── LISTED ENTRIES ──
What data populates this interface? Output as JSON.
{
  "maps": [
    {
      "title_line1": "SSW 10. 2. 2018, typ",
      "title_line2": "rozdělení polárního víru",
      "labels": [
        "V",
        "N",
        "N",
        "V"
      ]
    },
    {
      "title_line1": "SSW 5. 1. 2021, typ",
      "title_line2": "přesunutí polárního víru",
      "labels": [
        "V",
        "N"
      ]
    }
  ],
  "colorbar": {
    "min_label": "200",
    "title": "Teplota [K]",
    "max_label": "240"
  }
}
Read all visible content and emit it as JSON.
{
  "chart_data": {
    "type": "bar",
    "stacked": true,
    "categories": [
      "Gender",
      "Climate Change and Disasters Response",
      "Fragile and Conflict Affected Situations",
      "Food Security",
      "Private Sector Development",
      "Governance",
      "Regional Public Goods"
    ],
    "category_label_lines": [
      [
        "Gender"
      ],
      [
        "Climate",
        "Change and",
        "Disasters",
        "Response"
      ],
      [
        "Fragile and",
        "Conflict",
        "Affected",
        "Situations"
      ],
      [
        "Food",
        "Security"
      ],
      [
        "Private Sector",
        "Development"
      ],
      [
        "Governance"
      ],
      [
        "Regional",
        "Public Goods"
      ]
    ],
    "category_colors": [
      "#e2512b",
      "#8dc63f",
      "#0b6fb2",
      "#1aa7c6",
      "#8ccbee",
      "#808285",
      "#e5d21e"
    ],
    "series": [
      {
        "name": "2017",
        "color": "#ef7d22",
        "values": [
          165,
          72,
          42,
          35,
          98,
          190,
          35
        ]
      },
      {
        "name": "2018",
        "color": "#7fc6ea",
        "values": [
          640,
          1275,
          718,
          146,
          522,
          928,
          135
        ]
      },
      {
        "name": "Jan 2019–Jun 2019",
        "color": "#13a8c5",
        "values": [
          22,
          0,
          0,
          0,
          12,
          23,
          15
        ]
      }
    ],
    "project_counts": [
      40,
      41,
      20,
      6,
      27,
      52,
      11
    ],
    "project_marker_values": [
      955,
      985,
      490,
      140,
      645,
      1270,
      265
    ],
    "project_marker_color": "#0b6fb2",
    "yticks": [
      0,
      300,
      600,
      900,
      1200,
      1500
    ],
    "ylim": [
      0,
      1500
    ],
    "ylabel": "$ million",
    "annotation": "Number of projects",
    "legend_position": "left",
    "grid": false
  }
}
───
Which lines hold the word "Response"? Copy all of them.

**THE SOLUTION**
      "Climate Change and Disasters Response",
        "Response"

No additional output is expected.